Problems and tasks:
1. Reproduce the listing word for word, from its first line through the line that contains "tab[interactable]: drag-co-rplot —", with both of those lines included.
2. Pick up the article on the best CD rates after its last sentence and carry it on.

Extract provided:

With a CD, you tie up your savings for a fixed term, and in exchange, you get a rate that beats what a traditional savings account offers. However, beware the early withdrawal penalty: If you tap your cash before the CD matures, you’ll be on the hook for a penalty typically worth a few months’ of interest.

If you’re ready to part with your cash and earn more, the Fortune Recommends™ editorial team has rated and ranked the best CDs.

The best CD rates: our top picks*

*Above rates are current as of April 24, 2024. Check out our complete methodology here.

Find the best CD for you

Use the widget below to find the CDs with the best rates in your area.

The 10 best CD rates overall

Here’s our rundown of the top 10 CDs according to our research, including the key figures you should know before you open an account. 

Note: APYs are updated daily, but are subject to change. Please refer to the website of each provider for the most up-to-date information.

Alliant Credit Union

Minimum opening deposit: $1,000







Term length APY
1-year certificate 5.15%
3-year certificate 4.20%
5-year certificate 4.00%


Why we picked it

Alliant made our list because of its solid APYs and variety of customer support options. It offers the highest APY on a 1-year CD on our list, coming in at 5.15%.

However, you must be a member to start investing and need at least $1,000 to start.

If you choose Alliant as your financial home, it’s a digital credit union, so you won’t have access to physical branch locations. You will, however, be able to contact customer service via email, chat, or phone.

First Internet Bank

Minimum opening deposit: $1,000







Term length APY
1-year CD 5.31%
3-year CD 4.66%
5-year CD 4.55%


Why we picked it

First Internet has APYs that top 4% on all of the CDs we evaluated. Though you’ll need at least $1,000 to take advantage of these high APYs

Plus, if you ever need to contact customer service, First Internet Bank has stellar customer service even though it’s a digital bank with no physical locations: You can access customer service via email, chat, or phone.

EverBank

Minimum opening deposit: $1,000







Term length APY
1-year CD 4.85%
3-year CD 4.20%
5-year CD 4.00%


Why we picked it

Everbank stood out because of the wide range of term lengths and solid APYs it offers on its CDs. Customers can get an interest rate of close to 4% or higher on all of its CDs. But you’ll need to have a bit of a nest egg saved up to invest: the minimum opening deposit is $1,000.

Data records:
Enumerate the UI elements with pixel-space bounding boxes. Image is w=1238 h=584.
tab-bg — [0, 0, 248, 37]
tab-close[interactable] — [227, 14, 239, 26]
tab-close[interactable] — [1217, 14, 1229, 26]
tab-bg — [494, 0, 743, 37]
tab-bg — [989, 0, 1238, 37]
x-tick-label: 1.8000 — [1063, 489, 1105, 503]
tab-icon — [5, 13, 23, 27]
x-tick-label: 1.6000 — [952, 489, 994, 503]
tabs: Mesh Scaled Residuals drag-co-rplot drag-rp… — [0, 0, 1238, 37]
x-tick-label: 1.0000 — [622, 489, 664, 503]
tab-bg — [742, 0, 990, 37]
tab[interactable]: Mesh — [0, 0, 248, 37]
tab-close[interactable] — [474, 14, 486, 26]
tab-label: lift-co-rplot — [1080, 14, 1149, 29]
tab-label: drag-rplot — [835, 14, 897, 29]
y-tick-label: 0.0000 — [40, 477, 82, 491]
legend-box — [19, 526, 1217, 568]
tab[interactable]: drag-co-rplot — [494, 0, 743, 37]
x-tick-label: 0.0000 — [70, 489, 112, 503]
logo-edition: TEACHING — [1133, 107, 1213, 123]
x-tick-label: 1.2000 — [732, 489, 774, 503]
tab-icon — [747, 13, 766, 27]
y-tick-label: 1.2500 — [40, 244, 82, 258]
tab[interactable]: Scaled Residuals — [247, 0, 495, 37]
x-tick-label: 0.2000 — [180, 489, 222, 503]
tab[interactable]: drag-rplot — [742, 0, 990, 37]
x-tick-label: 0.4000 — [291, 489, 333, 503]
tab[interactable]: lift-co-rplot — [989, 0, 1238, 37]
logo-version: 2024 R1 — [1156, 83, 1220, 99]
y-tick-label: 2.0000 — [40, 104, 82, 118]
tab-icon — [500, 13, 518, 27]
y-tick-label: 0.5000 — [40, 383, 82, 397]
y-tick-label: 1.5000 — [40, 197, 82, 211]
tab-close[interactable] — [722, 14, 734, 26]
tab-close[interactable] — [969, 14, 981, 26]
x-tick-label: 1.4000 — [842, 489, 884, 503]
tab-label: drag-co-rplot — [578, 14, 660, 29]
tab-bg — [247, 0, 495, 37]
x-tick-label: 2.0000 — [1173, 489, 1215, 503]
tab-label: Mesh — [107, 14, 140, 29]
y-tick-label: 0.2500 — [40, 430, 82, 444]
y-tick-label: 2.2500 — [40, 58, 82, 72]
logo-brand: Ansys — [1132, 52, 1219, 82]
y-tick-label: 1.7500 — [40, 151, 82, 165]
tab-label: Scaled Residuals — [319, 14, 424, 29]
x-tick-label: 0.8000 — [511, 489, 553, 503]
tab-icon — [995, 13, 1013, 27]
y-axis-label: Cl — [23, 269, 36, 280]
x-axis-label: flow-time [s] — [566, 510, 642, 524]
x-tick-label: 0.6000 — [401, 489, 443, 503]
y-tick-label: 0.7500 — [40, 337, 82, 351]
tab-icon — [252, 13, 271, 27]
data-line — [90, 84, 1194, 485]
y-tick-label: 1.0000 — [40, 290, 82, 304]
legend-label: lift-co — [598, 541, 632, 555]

Results for the exercise:
1.
Enumerate the UI elements with pixel-space bounding boxes. Image is w=1238 h=584.
tab-bg — [0, 0, 248, 37]
tab-close[interactable] — [227, 14, 239, 26]
tab-close[interactable] — [1217, 14, 1229, 26]
tab-bg — [494, 0, 743, 37]
tab-bg — [989, 0, 1238, 37]
x-tick-label: 1.8000 — [1063, 489, 1105, 503]
tab-icon — [5, 13, 23, 27]
x-tick-label: 1.6000 — [952, 489, 994, 503]
tabs: Mesh Scaled Residuals drag-co-rplot drag-rp… — [0, 0, 1238, 37]
x-tick-label: 1.0000 — [622, 489, 664, 503]
tab-bg — [742, 0, 990, 37]
tab[interactable]: Mesh — [0, 0, 248, 37]
tab-close[interactable] — [474, 14, 486, 26]
tab-label: lift-co-rplot — [1080, 14, 1149, 29]
tab-label: drag-rplot — [835, 14, 897, 29]
y-tick-label: 0.0000 — [40, 477, 82, 491]
legend-box — [19, 526, 1217, 568]
tab[interactable]: drag-co-rplot — [494, 0, 743, 37]

2.
Synchrony

Minimum opening deposit: $0







Term length APY
1-year CD 4.80%
3-year CD 4.15%
5-year CD 4.00%


Why we picked it

Regardless of what type of CD you’re looking for, Synchrony Bank has you covered—you’ll have a choice between traditional CDs, a bump-up CD, and a no-penalty CD. To get the most bang for your buck, opt for the 6-month CD, which offers a 5.15% APY. 

To get in touch with customer service, you can do so via phone call, live chat, or email.

Marcus by Goldman Sachs

Minimum opening deposit: $500







Term length APY
1-year CD 4.90%
3-year CD 4.15%
5-year CD 4.00%


Why we picked it

With a Marcus CD, you’ll get an APY of 4% or higher, regardless of which term length you choose. Currently, you’ll get the highest rate on their 14-month or 1-year CDs, but opting for a CD with a longer term means you can keep the interest flowing for months or even years to come. 

Before you invest, you’ll need at least $500. Make sure to note when your CD matures because it’ll automatically be renewed if you don’t withdraw your money.

MYSB Direct

Minimum opening deposit: $500







Term Length APY
1-year CD 5.20%
3-year CD 4.46%
5-year CD 4.31%


Why we picked it

MYSB Direct offers top-notch rates on CDs that come in a variety of term lengths, allowing you to select a maturity that aligns with your financial goals. Note that MYSB has one of the heftiest early withdrawal penalties, so be prepared to keep your hands off your money or pay up. 

MYSB Direct has one physical location in New York City, but you can reach customer service via email or phone.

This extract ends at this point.